What is asked: Scan the material below for the string "Impôts", and copy every line where it shows up.
====================
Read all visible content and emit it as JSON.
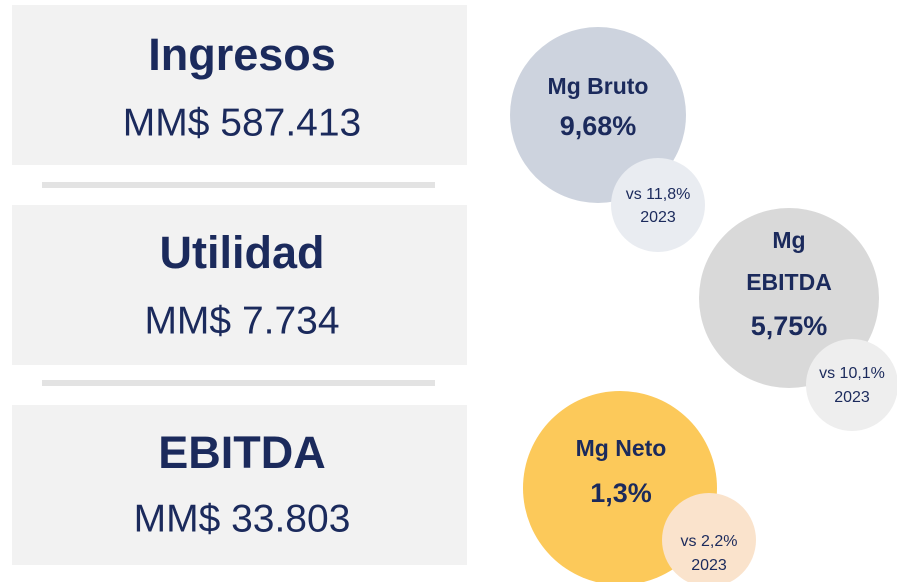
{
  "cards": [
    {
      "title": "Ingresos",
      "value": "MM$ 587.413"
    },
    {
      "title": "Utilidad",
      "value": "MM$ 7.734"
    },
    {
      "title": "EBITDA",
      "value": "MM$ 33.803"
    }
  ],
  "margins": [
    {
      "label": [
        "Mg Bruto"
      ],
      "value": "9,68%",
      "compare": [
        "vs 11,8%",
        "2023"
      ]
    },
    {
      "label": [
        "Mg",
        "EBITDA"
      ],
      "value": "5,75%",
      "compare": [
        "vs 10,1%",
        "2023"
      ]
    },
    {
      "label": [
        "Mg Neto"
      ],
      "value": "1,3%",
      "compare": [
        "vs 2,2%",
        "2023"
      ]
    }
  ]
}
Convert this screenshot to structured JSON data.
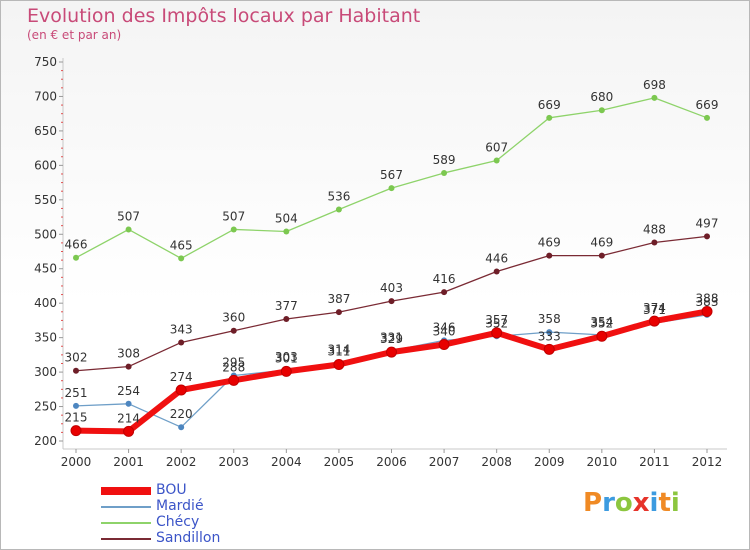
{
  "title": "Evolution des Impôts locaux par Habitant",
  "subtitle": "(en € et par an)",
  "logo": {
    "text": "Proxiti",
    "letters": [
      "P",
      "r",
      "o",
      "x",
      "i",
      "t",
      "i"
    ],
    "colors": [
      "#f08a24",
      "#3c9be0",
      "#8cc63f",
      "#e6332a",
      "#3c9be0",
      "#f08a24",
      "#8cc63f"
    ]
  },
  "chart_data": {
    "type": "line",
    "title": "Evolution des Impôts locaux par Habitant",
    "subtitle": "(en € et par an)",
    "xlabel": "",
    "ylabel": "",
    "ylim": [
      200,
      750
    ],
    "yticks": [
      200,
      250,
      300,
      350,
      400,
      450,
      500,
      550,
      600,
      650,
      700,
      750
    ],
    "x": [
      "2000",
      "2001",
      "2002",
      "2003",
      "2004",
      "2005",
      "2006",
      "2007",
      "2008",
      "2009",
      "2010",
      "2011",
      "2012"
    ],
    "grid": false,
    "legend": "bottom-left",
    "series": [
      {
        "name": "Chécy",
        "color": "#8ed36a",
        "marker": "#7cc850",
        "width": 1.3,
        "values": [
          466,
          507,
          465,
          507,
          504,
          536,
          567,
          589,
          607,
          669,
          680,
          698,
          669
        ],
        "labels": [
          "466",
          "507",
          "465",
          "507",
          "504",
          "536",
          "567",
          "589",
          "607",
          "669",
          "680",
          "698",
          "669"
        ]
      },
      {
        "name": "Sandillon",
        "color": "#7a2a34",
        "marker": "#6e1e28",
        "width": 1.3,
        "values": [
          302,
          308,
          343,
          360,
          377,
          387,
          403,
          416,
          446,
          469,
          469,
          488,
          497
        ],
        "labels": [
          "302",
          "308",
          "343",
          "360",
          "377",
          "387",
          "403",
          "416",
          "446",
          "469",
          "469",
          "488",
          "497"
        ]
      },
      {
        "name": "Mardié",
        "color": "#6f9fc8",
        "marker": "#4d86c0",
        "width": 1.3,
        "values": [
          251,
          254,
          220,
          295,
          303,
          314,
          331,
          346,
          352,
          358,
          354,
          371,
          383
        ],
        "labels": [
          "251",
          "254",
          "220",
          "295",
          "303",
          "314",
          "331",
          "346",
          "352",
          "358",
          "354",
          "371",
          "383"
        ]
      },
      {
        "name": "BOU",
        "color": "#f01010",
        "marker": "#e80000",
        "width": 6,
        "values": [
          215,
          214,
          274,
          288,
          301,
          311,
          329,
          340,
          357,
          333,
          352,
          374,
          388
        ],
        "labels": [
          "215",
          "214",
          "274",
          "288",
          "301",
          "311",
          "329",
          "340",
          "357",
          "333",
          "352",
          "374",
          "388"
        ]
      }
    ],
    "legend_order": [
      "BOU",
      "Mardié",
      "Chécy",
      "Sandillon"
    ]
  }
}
====================
Reply:
  "title": "Evolution des Impôts locaux par Habitant",
    "title": "Evolution des Impôts locaux par Habitant",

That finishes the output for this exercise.